● Written task 1
In the records, swap "update-history-link" for "history-entry-link" in the lines from the start up to and including the line with "update-history-link[interactable]: 零の玉将: [545, 315, 654, 325]". Reproduce only those lines, with nothing else changed.

====== Selected extract ======

Season snapshot: Is network TV dead?

Some new fall shows on the major networks, like ABC's "Nashville," had plenty of buzz but low ratings.

Story highlights

  • This year's fall TV season has been good to NBC
  • Fox, ABC and CBS are struggling in comparison
  • Part of the problem is a lack of "big new things"
  • One thing that is working for networks are sitcoms
This season has been very good to NBC.
ABC, CBS and Fox — not so much.
This year's television season is only a few weeks old, but there are already signs about how it's shaping up in the ratings.
The news is not good.
For the first three weeks of the 2012-2013 season, according to Ad Age, ABC, CBS and Fox are all down by double-digits in the key 18-49 demo, which helps sell advertising
Only NBC is up.
(Fortunes for The CW, the netlet co-owned by Warner Bros. and CBS, are still unclear.)
Is network TV dying?
According to Robert Thompson, director of The Bleier Center for Television and Popular Culture at Syracuse University, it's not that simple.

======

● Written task 2
Echo the network TV article verbatim from "For the first" up to and including "are still unclear.)".

====== Excerpted data ======

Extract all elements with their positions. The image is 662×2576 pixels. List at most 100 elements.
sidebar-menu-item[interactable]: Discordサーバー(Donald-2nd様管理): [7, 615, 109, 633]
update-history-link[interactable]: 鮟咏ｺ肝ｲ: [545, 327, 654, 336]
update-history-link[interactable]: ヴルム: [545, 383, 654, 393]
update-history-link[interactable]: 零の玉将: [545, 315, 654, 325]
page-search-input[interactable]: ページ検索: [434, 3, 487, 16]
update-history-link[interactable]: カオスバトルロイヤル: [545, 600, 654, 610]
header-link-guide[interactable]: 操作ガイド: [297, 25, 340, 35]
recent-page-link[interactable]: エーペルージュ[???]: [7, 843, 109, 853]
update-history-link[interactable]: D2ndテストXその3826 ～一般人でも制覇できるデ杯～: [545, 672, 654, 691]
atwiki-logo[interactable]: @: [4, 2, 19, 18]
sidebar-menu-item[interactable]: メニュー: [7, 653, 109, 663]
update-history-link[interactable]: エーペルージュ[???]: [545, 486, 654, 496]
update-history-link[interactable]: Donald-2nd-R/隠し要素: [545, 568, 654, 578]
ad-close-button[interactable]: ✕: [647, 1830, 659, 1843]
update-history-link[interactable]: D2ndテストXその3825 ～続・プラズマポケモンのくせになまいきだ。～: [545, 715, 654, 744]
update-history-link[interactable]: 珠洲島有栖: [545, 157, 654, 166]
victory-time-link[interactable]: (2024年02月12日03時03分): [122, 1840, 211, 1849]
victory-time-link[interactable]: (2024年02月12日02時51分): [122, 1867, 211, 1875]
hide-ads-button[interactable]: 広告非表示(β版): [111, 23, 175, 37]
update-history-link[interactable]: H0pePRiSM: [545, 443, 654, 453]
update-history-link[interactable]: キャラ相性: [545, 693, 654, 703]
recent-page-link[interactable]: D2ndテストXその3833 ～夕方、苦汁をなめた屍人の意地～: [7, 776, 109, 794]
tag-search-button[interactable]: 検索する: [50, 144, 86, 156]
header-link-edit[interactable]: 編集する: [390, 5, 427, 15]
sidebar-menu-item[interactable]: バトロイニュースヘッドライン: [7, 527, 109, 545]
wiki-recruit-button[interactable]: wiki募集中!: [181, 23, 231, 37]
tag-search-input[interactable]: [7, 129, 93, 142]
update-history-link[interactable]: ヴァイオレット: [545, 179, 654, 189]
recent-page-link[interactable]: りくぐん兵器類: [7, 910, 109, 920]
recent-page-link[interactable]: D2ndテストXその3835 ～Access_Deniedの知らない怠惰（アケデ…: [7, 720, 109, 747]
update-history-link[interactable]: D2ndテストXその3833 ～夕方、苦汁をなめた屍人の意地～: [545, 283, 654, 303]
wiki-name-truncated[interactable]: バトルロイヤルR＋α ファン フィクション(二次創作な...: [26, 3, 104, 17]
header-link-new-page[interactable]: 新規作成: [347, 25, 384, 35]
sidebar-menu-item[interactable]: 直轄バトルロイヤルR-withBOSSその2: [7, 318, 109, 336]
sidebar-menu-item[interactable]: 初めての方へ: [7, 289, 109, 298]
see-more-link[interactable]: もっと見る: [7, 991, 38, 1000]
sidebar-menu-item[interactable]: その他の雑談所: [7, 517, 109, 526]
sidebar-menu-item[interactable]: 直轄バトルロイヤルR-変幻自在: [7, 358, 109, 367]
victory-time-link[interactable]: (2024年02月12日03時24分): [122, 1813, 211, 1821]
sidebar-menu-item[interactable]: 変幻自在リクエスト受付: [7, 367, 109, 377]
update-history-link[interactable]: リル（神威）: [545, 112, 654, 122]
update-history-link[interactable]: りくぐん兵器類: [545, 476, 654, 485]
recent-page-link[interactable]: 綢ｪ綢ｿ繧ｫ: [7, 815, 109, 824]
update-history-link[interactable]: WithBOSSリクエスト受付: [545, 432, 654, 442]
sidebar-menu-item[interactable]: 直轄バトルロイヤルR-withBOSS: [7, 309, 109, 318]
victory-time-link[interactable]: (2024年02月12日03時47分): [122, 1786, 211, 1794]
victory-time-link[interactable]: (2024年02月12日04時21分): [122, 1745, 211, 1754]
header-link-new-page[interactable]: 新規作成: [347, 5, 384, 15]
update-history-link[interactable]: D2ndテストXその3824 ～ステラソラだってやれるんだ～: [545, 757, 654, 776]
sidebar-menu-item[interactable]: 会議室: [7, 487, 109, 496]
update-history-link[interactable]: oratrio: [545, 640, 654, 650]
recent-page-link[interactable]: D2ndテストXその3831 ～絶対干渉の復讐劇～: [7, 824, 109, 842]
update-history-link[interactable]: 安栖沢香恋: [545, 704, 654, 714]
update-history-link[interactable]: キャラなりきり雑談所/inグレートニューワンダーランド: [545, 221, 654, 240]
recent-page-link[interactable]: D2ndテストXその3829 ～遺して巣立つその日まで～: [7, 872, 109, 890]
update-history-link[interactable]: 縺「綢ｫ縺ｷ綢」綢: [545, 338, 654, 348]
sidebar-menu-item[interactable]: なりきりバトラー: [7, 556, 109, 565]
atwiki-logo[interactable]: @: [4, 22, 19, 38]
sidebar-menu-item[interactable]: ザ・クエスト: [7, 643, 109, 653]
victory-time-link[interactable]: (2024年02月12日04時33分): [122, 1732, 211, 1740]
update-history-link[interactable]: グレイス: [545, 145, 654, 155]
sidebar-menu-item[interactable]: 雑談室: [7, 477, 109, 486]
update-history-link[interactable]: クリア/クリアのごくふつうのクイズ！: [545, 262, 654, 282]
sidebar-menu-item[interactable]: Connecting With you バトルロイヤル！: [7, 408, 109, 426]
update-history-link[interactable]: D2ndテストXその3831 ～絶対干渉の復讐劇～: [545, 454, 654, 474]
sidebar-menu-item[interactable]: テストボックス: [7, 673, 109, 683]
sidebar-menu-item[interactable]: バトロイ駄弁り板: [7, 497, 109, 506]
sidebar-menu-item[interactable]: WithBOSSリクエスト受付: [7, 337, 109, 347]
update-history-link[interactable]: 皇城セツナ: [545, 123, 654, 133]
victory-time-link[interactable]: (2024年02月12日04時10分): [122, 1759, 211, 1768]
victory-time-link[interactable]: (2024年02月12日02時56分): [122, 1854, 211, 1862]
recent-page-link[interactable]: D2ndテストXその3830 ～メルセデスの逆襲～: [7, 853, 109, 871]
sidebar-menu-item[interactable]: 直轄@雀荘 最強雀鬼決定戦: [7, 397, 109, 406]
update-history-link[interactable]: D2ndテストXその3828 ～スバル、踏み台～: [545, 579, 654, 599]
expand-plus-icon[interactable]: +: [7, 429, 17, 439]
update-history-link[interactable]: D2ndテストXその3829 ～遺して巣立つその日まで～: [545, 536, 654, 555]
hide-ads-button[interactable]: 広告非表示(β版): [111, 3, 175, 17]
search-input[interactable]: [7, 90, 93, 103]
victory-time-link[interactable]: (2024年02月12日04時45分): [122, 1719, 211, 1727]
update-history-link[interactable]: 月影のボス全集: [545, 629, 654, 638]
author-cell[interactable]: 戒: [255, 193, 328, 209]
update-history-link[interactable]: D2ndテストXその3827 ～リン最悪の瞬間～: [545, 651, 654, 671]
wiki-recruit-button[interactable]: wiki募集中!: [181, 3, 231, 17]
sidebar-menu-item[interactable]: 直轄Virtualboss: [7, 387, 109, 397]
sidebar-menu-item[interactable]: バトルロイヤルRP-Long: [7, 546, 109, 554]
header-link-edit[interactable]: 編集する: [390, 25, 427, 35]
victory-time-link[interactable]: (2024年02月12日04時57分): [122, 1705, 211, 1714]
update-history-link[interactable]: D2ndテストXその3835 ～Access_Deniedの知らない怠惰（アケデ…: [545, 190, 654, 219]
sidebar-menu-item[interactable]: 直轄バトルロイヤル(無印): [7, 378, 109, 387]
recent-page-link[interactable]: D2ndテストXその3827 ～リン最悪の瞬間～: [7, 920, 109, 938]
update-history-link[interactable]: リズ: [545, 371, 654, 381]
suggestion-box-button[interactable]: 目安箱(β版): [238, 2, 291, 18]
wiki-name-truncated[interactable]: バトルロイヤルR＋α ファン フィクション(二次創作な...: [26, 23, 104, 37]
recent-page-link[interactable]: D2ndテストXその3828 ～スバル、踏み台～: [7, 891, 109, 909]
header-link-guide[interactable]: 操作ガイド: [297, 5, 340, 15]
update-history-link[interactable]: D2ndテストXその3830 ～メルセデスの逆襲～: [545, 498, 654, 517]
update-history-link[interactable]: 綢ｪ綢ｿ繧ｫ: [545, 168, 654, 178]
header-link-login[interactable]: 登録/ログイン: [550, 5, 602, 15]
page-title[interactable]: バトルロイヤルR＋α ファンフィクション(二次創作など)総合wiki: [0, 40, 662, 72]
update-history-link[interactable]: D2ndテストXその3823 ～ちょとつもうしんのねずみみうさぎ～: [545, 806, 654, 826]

======

● Problem solution 1
Extract all elements with their positions. The image is 662×2576 pixels. List at most 100 elements.
sidebar-menu-item[interactable]: Discordサーバー(Donald-2nd様管理): [7, 615, 109, 633]
history-entry-link[interactable]: 鮟咏ｺ肝ｲ: [545, 327, 654, 336]
history-entry-link[interactable]: ヴルム: [545, 383, 654, 393]
history-entry-link[interactable]: 零の玉将: [545, 315, 654, 325]

● Problem solution 2
For the first three weeks of the 2012-2013 season, according to Ad Age, ABC, CBS and Fox are all down by double-digits in the key 18-49 demo, which helps sell advertising
Only NBC is up.
(Fortunes for The CW, the netlet co-owned by Warner Bros. and CBS, are still unclear.)